__Exercise requirements__
A – Echo the interview excerpt on cell research word for word from "Imagine it’s 5, 10" up to and including "in diabetic patients.".
B – In the interview excerpt on cell research, what is the existing lab method of screening potential drugs against particular cell types called?
C – List every number of years into the future that the interview excerpt on cell research asks the reader to imagine.

Shoichet: In our lab we’ve been doing this with breast cancer cells. You might say, cancer is something we’re trying to get rid of, why would you want to grow it in the lab? You want to grow it so you can test new drugs and see if they work effectively, or test existing drugs to see which one will work best for a particular patient.

It’s already possible to screen potential drugs against particular cell types in the lab: this is called high-throughput screening. It has a lot of benefits, but it’s not perfect; there are lots of false positives and false negatives. We’re trying to develop a better tool by growing cells in a three-dimensional environment, closer to what they would experience inside the body. We call it high-content as opposed to high-throughput; it wouldn’t be as fast, but you would get a lot more useful information.

Imagine it’s 5, 10 or 25 years in the future. What might doctors be able to do as a result of your work that they can’t do now?

Zandstra: I think diagnosis will improve because we will have a much more powerful way of identifying the genetic, or even the environmental causes of disease by analyzing the molecular state of cells. It’s this idea of predictive and more personalized medicine. I also hope we will be able to implement solutions to particular genetic diseases.

As a specific example, take diabetes. One of the things that happens with this is your beta cells – your insulin-producing cells – get attacked by your own immune system, and eventually are destroyed. If we can generate beta cells from stem cells, maybe we’ll be able to replace the damaged cells in diabetic patients.

__Information supplied__
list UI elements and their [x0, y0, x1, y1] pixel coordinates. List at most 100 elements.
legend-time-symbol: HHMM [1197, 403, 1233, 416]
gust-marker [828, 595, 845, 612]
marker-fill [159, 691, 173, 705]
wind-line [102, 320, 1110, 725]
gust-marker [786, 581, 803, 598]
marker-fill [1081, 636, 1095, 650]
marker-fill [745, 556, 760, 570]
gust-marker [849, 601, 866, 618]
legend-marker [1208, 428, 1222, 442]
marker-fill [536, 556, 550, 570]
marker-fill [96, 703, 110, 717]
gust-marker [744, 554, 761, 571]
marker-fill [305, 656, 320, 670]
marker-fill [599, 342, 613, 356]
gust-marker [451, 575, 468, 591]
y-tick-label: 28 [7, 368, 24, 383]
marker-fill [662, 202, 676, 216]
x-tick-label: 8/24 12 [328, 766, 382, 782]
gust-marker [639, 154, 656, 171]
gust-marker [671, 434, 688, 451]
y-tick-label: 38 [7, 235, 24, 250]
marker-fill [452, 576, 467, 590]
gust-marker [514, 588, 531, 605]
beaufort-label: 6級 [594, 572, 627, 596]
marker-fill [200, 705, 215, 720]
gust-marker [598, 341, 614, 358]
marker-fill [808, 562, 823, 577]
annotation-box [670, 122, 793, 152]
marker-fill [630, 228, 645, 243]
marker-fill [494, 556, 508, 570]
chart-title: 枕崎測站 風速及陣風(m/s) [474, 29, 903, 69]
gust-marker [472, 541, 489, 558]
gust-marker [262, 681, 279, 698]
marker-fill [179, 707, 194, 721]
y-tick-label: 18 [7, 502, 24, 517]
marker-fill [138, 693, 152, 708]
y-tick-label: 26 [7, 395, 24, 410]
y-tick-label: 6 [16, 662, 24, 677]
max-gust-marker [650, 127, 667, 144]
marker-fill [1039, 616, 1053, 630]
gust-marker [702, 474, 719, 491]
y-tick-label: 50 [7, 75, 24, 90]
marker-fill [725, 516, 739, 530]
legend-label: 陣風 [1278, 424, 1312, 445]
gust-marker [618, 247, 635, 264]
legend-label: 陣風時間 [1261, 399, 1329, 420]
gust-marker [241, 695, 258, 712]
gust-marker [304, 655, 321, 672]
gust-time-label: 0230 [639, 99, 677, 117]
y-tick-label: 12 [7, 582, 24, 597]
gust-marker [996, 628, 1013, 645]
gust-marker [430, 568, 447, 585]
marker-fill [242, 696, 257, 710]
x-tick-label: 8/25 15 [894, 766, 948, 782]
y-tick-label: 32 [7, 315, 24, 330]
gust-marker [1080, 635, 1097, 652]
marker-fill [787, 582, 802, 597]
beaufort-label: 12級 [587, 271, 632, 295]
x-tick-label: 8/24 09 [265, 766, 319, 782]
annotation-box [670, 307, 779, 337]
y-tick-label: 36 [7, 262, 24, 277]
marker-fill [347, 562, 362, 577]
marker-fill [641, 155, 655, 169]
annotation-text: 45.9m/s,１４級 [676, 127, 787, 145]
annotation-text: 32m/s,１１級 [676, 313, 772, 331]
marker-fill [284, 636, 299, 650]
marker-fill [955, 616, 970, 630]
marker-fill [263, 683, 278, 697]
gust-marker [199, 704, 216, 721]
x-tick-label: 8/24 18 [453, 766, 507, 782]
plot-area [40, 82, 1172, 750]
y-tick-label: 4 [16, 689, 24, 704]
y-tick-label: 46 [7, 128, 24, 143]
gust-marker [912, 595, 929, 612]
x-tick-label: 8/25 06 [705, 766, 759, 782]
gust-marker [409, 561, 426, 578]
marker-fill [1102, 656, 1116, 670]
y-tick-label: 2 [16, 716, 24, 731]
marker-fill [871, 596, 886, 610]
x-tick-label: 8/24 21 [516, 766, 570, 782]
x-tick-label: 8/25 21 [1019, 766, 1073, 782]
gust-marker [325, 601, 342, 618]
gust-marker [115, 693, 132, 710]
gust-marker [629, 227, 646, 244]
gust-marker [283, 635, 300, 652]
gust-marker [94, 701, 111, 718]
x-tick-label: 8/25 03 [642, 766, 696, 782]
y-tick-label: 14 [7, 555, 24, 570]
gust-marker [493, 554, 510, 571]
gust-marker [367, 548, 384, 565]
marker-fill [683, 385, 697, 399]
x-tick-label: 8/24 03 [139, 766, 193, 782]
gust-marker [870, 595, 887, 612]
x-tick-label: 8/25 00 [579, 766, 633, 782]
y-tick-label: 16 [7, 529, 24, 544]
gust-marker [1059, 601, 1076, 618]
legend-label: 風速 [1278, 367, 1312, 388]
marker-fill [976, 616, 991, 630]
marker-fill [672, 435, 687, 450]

__Task results__
A –
Imagine it’s 5, 10 or 25 years in the future. What might doctors be able to do as a result of your work that they can’t do now?

Zandstra: I think diagnosis will improve because we will have a much more powerful way of identifying the genetic, or even the environmental causes of disease by analyzing the molecular state of cells. It’s this idea of predictive and more personalized medicine. I also hope we will be able to implement solutions to particular genetic diseases.

As a specific example, take diabetes. One of the things that happens with this is your beta cells – your insulin-producing cells – get attacked by your own immune system, and eventually are destroyed. If we can generate beta cells from stem cells, maybe we’ll be able to replace the damaged cells in diabetic patients.

B – High-throughput screening.

C – 5, 10, 25